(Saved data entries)

----

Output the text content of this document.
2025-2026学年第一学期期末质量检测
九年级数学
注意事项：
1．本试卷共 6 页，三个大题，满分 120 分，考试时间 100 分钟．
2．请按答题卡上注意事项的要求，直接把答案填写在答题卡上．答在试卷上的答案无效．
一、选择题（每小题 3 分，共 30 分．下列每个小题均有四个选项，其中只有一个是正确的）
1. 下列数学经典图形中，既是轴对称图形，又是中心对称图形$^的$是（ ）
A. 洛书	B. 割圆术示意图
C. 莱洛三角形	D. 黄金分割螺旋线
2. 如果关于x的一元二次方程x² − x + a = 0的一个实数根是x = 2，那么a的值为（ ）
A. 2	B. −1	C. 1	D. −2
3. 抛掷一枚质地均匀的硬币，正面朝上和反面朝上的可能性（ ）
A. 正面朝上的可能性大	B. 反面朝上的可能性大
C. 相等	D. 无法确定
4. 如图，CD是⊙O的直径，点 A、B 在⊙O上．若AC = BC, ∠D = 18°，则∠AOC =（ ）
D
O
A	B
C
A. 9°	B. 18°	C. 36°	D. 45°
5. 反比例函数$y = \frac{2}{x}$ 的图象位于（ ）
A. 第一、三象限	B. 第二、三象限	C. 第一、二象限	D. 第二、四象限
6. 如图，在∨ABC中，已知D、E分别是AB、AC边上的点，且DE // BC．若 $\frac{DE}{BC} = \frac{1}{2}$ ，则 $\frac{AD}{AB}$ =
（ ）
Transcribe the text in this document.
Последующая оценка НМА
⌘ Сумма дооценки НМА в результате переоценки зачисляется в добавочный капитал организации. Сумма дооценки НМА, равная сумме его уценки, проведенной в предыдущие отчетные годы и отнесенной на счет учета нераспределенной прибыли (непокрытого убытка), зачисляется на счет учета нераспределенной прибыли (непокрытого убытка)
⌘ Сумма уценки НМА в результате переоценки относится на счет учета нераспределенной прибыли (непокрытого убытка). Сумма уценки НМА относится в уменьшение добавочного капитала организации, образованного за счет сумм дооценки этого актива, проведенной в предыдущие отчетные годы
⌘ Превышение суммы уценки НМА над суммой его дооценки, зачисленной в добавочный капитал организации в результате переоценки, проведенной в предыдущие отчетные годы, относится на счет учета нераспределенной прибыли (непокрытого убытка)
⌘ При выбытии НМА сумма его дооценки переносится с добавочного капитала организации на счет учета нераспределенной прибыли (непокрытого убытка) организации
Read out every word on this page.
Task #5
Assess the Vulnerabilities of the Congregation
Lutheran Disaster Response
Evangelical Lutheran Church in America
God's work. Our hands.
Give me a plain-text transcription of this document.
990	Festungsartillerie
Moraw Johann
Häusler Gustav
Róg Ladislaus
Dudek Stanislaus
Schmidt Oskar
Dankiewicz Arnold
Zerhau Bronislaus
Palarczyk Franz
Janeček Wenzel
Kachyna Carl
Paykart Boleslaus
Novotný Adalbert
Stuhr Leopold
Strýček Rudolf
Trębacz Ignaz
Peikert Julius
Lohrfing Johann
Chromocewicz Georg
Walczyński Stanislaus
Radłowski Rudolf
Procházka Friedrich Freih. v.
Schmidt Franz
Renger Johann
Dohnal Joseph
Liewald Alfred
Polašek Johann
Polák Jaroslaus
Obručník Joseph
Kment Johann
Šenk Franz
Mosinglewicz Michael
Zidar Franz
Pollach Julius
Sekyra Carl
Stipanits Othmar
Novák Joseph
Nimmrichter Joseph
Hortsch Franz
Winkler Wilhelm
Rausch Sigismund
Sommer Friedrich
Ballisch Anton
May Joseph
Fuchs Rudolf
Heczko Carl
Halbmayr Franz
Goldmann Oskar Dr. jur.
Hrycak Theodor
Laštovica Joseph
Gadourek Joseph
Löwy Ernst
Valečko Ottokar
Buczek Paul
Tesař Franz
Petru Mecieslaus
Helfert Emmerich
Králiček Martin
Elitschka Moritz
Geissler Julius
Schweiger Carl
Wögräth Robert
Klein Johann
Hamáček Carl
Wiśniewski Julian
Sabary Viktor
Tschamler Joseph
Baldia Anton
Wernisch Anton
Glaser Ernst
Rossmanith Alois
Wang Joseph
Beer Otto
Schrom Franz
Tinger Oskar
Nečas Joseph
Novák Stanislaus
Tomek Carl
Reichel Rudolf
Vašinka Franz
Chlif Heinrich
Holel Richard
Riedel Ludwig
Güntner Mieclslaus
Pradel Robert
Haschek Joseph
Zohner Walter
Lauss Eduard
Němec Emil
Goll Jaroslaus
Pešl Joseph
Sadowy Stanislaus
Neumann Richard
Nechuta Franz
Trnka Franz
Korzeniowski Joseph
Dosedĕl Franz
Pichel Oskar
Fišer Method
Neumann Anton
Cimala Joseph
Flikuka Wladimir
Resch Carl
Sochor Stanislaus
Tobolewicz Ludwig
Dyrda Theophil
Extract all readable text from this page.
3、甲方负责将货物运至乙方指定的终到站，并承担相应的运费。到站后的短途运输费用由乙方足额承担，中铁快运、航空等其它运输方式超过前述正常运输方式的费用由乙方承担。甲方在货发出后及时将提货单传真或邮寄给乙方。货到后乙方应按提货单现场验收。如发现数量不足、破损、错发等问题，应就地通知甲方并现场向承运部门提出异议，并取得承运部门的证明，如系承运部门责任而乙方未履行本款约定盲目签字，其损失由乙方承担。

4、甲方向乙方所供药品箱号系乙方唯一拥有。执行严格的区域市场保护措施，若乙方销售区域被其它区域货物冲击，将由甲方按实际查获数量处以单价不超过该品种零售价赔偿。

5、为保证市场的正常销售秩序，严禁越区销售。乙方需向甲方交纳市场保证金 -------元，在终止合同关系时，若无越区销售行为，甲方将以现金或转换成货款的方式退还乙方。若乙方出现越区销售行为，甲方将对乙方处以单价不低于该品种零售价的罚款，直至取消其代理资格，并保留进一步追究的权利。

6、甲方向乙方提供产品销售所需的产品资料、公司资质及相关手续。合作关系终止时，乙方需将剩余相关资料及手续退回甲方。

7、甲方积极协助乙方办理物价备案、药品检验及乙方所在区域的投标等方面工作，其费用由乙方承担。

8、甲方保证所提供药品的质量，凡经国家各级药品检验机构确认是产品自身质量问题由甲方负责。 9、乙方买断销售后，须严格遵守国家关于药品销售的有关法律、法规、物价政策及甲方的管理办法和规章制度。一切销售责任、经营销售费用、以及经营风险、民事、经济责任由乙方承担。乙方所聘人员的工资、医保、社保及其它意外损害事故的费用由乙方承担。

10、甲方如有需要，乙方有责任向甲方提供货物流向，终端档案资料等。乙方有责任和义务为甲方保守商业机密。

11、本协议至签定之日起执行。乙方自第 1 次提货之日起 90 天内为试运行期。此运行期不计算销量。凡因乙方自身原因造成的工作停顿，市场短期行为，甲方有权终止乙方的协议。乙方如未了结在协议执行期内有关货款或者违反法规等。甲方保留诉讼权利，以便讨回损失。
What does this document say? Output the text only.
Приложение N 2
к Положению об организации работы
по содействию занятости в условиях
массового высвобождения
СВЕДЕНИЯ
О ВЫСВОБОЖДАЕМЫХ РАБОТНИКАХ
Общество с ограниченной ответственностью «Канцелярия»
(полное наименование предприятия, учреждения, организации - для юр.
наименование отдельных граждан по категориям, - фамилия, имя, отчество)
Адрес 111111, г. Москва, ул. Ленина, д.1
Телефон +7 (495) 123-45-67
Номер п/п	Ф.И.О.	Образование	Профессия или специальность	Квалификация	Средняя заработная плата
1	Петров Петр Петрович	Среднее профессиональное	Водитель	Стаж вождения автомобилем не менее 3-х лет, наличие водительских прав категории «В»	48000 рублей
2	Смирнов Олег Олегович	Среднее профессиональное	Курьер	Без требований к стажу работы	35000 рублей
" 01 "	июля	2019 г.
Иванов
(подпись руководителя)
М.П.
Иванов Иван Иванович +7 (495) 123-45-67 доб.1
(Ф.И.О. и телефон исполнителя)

----

◆ Task instructions ◆
Which lines above contain "профессиональное"? Show each of them.

◆ Reply ◆
1	Петров Петр Петрович	Среднее профессиональное	Водитель	Стаж вождения автомобилем не менее 3-х лет, наличие водительских прав категории «В»	48000 рублей
2	Смирнов Олег Олегович	Среднее профессиональное	Курьер	Без требований к стажу работы	35000 рублей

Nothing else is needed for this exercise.